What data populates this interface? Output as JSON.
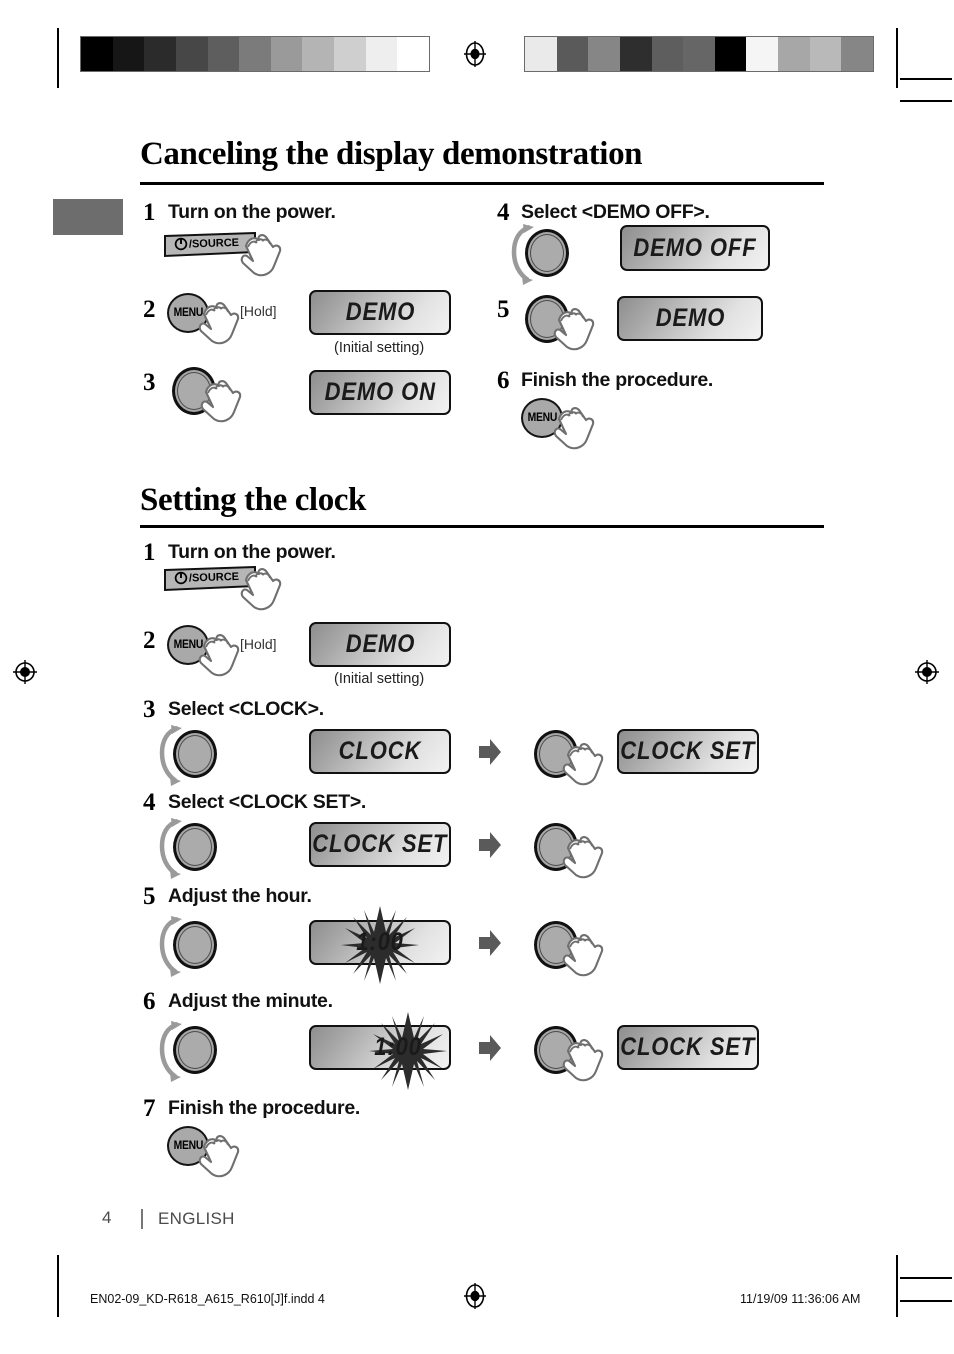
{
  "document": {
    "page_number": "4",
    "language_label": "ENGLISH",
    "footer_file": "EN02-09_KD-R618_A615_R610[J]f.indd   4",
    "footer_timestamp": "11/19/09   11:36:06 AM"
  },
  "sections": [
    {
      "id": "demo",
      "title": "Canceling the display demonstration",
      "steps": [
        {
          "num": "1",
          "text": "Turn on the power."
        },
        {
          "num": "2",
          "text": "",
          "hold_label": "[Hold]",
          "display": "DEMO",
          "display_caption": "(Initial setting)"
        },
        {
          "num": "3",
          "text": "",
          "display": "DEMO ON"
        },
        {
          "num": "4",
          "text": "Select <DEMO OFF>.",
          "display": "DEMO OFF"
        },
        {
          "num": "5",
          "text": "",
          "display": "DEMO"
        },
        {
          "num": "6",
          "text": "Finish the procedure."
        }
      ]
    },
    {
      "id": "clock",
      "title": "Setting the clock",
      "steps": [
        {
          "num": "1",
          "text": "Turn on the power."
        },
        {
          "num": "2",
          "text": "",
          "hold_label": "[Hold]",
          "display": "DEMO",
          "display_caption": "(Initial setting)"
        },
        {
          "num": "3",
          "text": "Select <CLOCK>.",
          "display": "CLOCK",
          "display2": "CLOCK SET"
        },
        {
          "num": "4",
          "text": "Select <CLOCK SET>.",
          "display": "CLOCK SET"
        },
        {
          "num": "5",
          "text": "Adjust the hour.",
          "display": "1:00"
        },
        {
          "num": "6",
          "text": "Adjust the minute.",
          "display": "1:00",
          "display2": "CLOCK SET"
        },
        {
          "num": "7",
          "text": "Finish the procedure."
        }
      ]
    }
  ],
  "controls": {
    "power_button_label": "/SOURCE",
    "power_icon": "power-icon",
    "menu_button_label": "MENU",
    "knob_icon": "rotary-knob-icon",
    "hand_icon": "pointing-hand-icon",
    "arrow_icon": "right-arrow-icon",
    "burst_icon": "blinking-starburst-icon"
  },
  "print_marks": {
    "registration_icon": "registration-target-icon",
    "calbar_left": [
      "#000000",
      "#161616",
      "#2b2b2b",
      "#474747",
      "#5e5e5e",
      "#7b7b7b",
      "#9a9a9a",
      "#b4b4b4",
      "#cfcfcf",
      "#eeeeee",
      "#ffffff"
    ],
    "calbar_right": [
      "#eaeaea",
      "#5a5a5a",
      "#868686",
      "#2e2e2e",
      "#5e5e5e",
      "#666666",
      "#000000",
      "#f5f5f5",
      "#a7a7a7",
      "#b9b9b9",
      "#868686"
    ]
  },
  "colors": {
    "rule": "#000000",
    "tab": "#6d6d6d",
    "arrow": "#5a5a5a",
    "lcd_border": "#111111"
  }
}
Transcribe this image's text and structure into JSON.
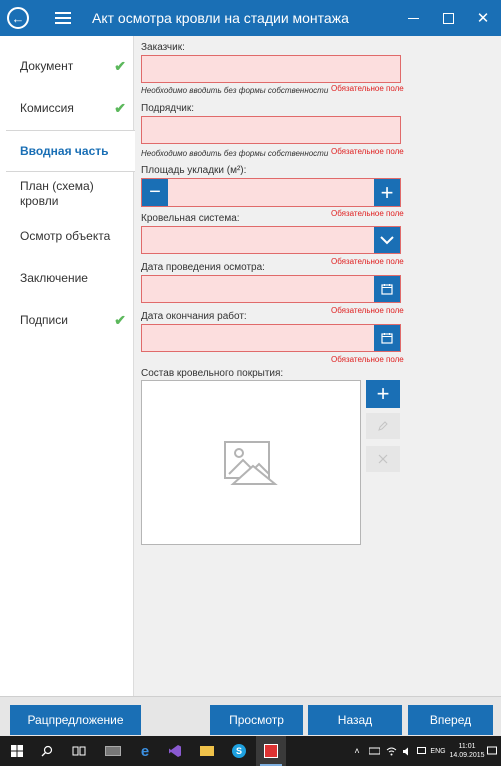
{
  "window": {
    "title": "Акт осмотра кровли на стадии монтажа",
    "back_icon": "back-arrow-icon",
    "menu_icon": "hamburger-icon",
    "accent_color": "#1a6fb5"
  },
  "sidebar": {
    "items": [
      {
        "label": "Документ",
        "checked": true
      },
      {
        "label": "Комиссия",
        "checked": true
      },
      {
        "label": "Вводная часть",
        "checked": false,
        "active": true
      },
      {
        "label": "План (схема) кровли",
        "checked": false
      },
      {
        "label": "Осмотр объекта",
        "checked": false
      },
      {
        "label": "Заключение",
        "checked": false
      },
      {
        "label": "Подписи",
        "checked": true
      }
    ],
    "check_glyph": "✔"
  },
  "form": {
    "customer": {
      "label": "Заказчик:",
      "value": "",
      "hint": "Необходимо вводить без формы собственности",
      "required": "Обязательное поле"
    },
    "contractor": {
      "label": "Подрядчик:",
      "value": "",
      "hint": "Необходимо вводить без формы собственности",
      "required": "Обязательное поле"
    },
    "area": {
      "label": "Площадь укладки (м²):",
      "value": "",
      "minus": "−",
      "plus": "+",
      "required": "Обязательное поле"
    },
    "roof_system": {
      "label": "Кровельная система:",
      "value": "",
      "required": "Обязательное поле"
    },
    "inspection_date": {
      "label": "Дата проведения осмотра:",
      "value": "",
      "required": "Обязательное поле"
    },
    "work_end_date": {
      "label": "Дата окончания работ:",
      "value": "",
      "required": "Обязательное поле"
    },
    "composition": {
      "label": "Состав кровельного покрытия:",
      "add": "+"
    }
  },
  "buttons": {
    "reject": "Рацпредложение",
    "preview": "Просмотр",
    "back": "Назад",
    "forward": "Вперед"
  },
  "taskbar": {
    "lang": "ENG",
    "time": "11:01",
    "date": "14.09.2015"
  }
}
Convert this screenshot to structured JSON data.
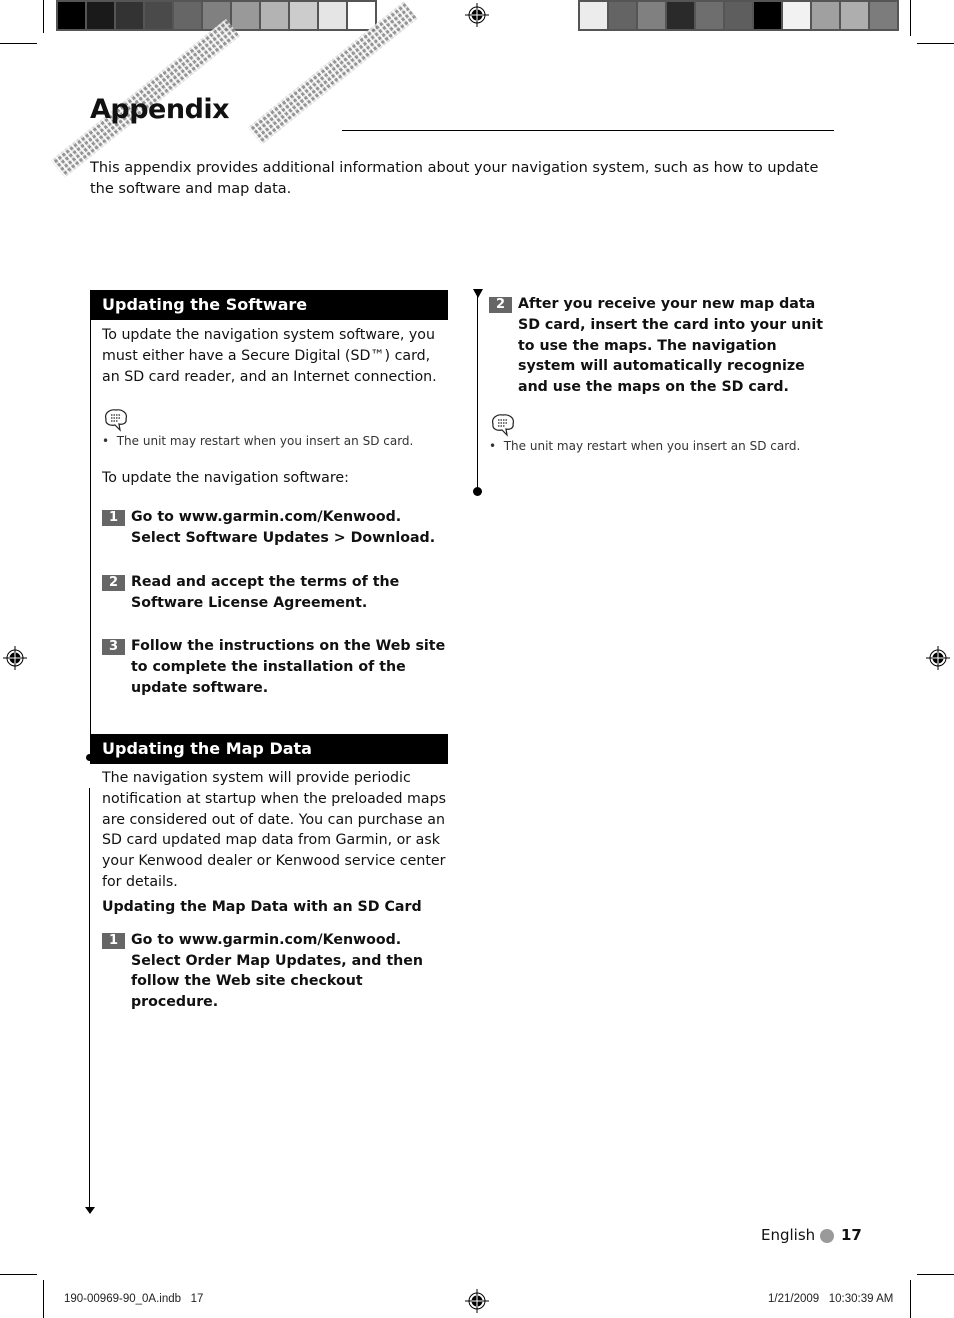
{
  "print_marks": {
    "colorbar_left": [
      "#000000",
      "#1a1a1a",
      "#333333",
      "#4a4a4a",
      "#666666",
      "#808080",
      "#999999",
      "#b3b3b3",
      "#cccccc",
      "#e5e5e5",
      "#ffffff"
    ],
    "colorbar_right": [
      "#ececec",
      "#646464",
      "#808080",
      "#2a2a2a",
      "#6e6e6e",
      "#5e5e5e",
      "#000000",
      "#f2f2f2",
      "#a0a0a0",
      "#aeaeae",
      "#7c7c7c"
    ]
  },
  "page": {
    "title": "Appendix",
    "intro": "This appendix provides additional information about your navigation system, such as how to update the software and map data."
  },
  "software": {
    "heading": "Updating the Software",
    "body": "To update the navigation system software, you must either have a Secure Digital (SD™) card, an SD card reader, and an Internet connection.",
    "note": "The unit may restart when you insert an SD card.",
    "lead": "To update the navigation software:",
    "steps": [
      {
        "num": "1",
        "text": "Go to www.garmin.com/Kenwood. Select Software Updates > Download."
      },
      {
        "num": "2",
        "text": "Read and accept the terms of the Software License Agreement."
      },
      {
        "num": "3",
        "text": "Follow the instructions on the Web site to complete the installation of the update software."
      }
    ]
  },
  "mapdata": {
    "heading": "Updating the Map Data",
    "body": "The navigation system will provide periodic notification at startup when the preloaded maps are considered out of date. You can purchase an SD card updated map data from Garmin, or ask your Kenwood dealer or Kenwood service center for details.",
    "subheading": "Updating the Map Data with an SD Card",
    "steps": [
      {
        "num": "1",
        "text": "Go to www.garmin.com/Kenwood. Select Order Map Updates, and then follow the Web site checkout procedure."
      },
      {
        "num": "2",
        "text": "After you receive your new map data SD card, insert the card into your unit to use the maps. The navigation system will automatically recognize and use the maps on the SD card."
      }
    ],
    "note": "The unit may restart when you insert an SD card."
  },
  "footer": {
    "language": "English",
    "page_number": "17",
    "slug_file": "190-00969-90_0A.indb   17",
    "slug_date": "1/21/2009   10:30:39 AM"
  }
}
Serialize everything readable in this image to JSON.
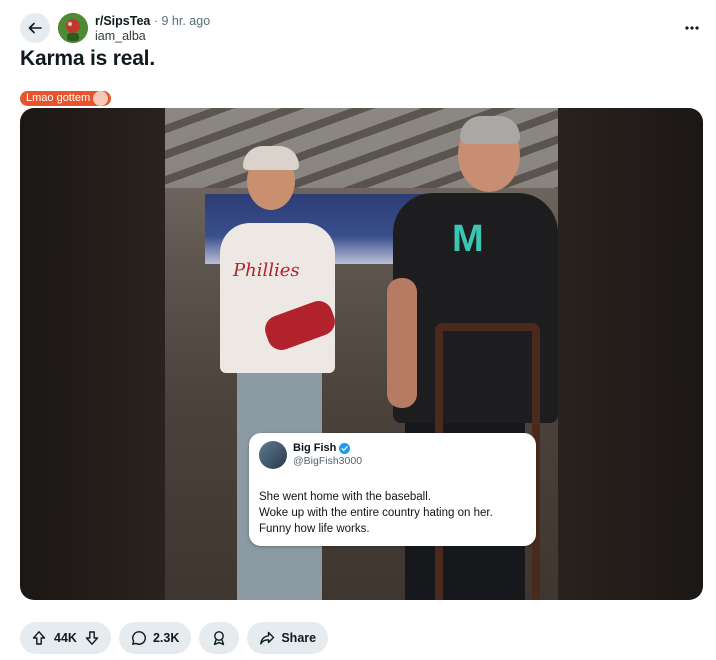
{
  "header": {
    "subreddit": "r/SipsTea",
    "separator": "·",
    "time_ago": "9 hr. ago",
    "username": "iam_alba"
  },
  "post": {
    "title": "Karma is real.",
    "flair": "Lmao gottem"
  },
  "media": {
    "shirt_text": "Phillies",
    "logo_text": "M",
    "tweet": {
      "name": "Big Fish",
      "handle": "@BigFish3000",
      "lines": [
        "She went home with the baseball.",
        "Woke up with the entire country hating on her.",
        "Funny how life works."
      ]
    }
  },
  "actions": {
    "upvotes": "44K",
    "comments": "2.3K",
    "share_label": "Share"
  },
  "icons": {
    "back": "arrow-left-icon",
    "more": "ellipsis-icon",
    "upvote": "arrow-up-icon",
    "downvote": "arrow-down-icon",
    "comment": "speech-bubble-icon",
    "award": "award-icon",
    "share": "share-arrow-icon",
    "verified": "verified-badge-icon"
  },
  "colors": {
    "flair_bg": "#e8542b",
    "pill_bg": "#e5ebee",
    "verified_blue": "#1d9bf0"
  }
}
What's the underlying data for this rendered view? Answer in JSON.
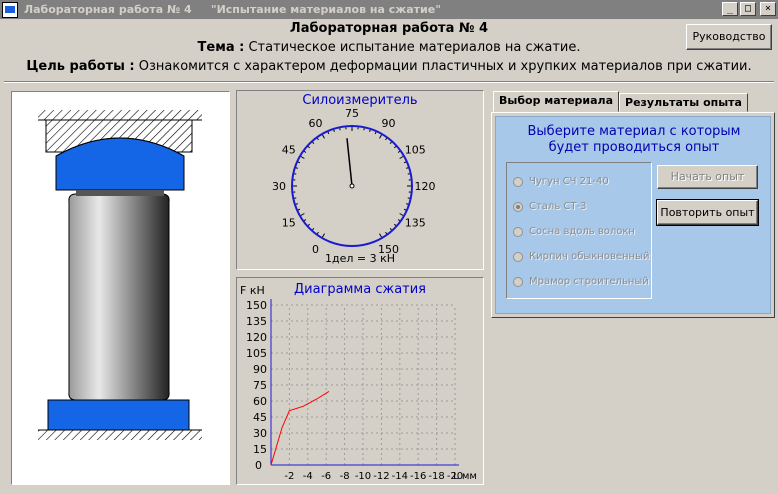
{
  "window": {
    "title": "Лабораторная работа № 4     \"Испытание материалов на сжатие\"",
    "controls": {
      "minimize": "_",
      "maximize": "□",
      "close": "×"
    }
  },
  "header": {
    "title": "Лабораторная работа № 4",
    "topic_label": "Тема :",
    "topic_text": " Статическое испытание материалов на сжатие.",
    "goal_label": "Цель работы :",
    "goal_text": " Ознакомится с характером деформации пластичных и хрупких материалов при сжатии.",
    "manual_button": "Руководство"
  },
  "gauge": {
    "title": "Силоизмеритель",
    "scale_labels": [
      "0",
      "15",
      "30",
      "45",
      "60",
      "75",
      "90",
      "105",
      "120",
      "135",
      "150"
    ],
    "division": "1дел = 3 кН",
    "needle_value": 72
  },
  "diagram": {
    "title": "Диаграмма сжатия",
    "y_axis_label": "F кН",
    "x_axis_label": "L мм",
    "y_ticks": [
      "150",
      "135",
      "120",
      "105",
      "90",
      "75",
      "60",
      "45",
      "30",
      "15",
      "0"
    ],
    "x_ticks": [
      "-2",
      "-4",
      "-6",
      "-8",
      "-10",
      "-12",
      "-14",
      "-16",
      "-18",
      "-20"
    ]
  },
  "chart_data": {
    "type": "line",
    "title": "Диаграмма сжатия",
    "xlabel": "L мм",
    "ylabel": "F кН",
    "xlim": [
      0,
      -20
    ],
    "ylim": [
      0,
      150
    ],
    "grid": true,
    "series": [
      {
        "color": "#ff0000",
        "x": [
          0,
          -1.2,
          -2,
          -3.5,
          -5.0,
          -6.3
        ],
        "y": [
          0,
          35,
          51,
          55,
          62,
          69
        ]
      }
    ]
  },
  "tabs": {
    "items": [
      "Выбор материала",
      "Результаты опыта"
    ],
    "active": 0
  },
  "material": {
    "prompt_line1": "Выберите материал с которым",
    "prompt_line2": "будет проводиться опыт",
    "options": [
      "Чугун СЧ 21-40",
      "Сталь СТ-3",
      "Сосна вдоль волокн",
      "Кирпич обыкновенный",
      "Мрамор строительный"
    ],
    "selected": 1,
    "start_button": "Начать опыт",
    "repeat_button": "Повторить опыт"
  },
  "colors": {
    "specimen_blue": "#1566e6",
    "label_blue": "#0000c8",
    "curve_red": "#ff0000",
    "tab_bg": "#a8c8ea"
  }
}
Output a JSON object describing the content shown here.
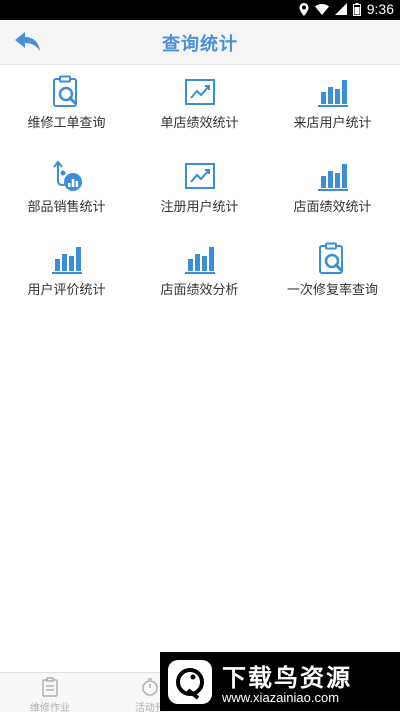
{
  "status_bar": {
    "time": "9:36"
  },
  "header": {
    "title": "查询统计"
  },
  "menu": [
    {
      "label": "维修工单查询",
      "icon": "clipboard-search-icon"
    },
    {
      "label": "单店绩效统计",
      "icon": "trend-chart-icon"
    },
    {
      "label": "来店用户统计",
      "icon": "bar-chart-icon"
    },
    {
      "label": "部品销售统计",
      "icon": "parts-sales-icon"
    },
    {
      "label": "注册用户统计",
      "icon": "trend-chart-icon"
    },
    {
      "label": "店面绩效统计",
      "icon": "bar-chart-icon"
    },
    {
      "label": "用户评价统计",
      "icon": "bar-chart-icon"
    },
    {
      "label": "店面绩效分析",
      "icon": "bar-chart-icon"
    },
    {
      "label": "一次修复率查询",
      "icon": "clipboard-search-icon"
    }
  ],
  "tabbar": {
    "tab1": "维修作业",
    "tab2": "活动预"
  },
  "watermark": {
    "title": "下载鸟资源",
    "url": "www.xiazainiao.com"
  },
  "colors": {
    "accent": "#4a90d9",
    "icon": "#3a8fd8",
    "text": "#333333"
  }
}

## Exercise description
Identify all lines in the records above with the word "arrow".

## Expected answer
    "arrow_icon": "right-arrow-icon",
    "arrow": "#5a5a5a",
    "back_icon": "back-arrow-icon",
    "back": "arrow-left-icon",
    "upvote": "arrow-up-icon",
    "downvote": "arrow-down-icon",
    "share": "share-arrow-icon",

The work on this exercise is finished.